What the exercise asks » Make an exact copy of all the entries, with the pictures left out.

Raw data »
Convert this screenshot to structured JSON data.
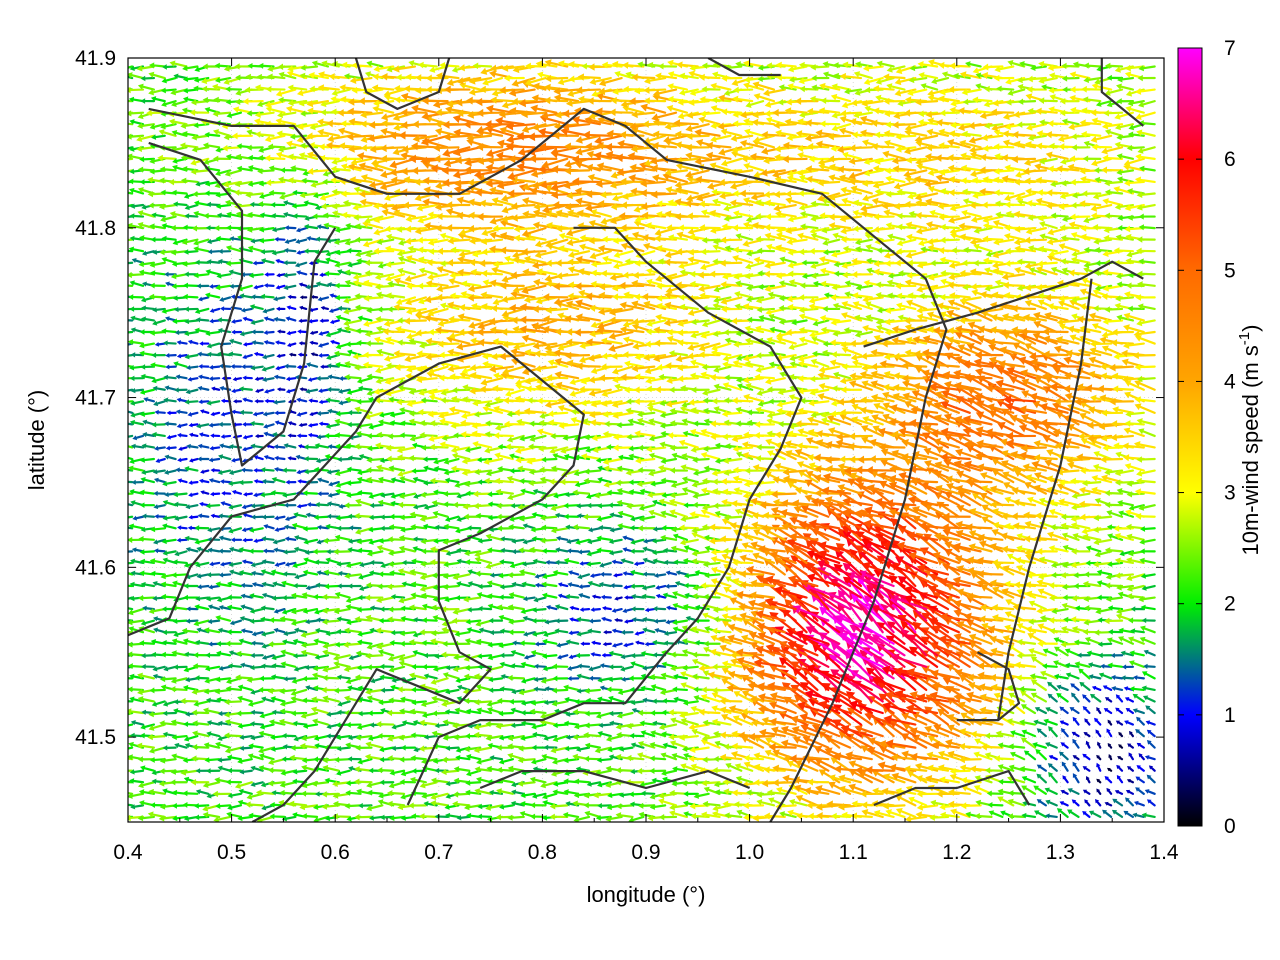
{
  "chart_data": {
    "type": "vector_field",
    "title": "",
    "xlabel": "longitude (°)",
    "ylabel": "latitude (°)",
    "colorbar_label_main": "10m-wind speed (m s",
    "colorbar_label_exp": "-1",
    "colorbar_label_close": ")",
    "xlim": [
      0.4,
      1.4
    ],
    "ylim": [
      41.45,
      41.9
    ],
    "xticks": [
      "0.4",
      "0.5",
      "0.6",
      "0.7",
      "0.8",
      "0.9",
      "1.0",
      "1.1",
      "1.2",
      "1.3",
      "1.4"
    ],
    "yticks": [
      "41.5",
      "41.6",
      "41.7",
      "41.8",
      "41.9"
    ],
    "colorbar": {
      "range": [
        0,
        7
      ],
      "ticks": [
        "0",
        "1",
        "2",
        "3",
        "4",
        "5",
        "6",
        "7"
      ],
      "stops": [
        {
          "v": 0,
          "color": "#000000"
        },
        {
          "v": 1,
          "color": "#0000ff"
        },
        {
          "v": 2,
          "color": "#00ee00"
        },
        {
          "v": 3,
          "color": "#ffff00"
        },
        {
          "v": 4,
          "color": "#ffa500"
        },
        {
          "v": 5,
          "color": "#ff6a00"
        },
        {
          "v": 6,
          "color": "#ff0000"
        },
        {
          "v": 7,
          "color": "#ff00ff"
        }
      ]
    },
    "grid": true,
    "wind_regions": [
      {
        "area": "north-center band",
        "lon": [
          0.55,
          0.95
        ],
        "lat": [
          41.8,
          41.9
        ],
        "speed_m_s": 4.5,
        "direction": "west"
      },
      {
        "area": "north-east",
        "lon": [
          1.05,
          1.4
        ],
        "lat": [
          41.78,
          41.9
        ],
        "speed_m_s": 3.5,
        "direction": "west"
      },
      {
        "area": "west coast",
        "lon": [
          0.4,
          0.6
        ],
        "lat": [
          41.55,
          41.8
        ],
        "speed_m_s": 2.0,
        "direction": "west"
      },
      {
        "area": "center",
        "lon": [
          0.65,
          1.0
        ],
        "lat": [
          41.6,
          41.8
        ],
        "speed_m_s": 3.5,
        "direction": "west"
      },
      {
        "area": "south-east gust",
        "lon": [
          0.98,
          1.25
        ],
        "lat": [
          41.45,
          41.62
        ],
        "speed_m_s": 6.5,
        "direction": "north-west"
      },
      {
        "area": "east ridge",
        "lon": [
          1.15,
          1.4
        ],
        "lat": [
          41.6,
          41.75
        ],
        "speed_m_s": 5.0,
        "direction": "west-north-west"
      },
      {
        "area": "south-east calm",
        "lon": [
          1.25,
          1.4
        ],
        "lat": [
          41.45,
          41.55
        ],
        "speed_m_s": 0.8,
        "direction": "north"
      }
    ]
  }
}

Response to the task »
Convert this screenshot to structured JSON data.
{
  "chart_data": {
    "type": "vector_field",
    "title": "",
    "xlabel": "longitude (°)",
    "ylabel": "latitude (°)",
    "colorbar_label_main": "10m-wind speed (m s",
    "colorbar_label_exp": "-1",
    "colorbar_label_close": ")",
    "xlim": [
      0.4,
      1.4
    ],
    "ylim": [
      41.45,
      41.9
    ],
    "xticks": [
      "0.4",
      "0.5",
      "0.6",
      "0.7",
      "0.8",
      "0.9",
      "1.0",
      "1.1",
      "1.2",
      "1.3",
      "1.4"
    ],
    "yticks": [
      "41.5",
      "41.6",
      "41.7",
      "41.8",
      "41.9"
    ],
    "colorbar": {
      "range": [
        0,
        7
      ],
      "ticks": [
        "0",
        "1",
        "2",
        "3",
        "4",
        "5",
        "6",
        "7"
      ],
      "stops": [
        {
          "v": 0,
          "color": "#000000"
        },
        {
          "v": 1,
          "color": "#0000ff"
        },
        {
          "v": 2,
          "color": "#00ee00"
        },
        {
          "v": 3,
          "color": "#ffff00"
        },
        {
          "v": 4,
          "color": "#ffa500"
        },
        {
          "v": 5,
          "color": "#ff6a00"
        },
        {
          "v": 6,
          "color": "#ff0000"
        },
        {
          "v": 7,
          "color": "#ff00ff"
        }
      ]
    },
    "grid": true,
    "wind_regions": [
      {
        "area": "north-center band",
        "lon": [
          0.55,
          0.95
        ],
        "lat": [
          41.8,
          41.9
        ],
        "speed_m_s": 4.5,
        "direction": "west"
      },
      {
        "area": "north-east",
        "lon": [
          1.05,
          1.4
        ],
        "lat": [
          41.78,
          41.9
        ],
        "speed_m_s": 3.5,
        "direction": "west"
      },
      {
        "area": "west coast",
        "lon": [
          0.4,
          0.6
        ],
        "lat": [
          41.55,
          41.8
        ],
        "speed_m_s": 2.0,
        "direction": "west"
      },
      {
        "area": "center",
        "lon": [
          0.65,
          1.0
        ],
        "lat": [
          41.6,
          41.8
        ],
        "speed_m_s": 3.5,
        "direction": "west"
      },
      {
        "area": "south-east gust",
        "lon": [
          0.98,
          1.25
        ],
        "lat": [
          41.45,
          41.62
        ],
        "speed_m_s": 6.5,
        "direction": "north-west"
      },
      {
        "area": "east ridge",
        "lon": [
          1.15,
          1.4
        ],
        "lat": [
          41.6,
          41.75
        ],
        "speed_m_s": 5.0,
        "direction": "west-north-west"
      },
      {
        "area": "south-east calm",
        "lon": [
          1.25,
          1.4
        ],
        "lat": [
          41.45,
          41.55
        ],
        "speed_m_s": 0.8,
        "direction": "north"
      }
    ]
  }
}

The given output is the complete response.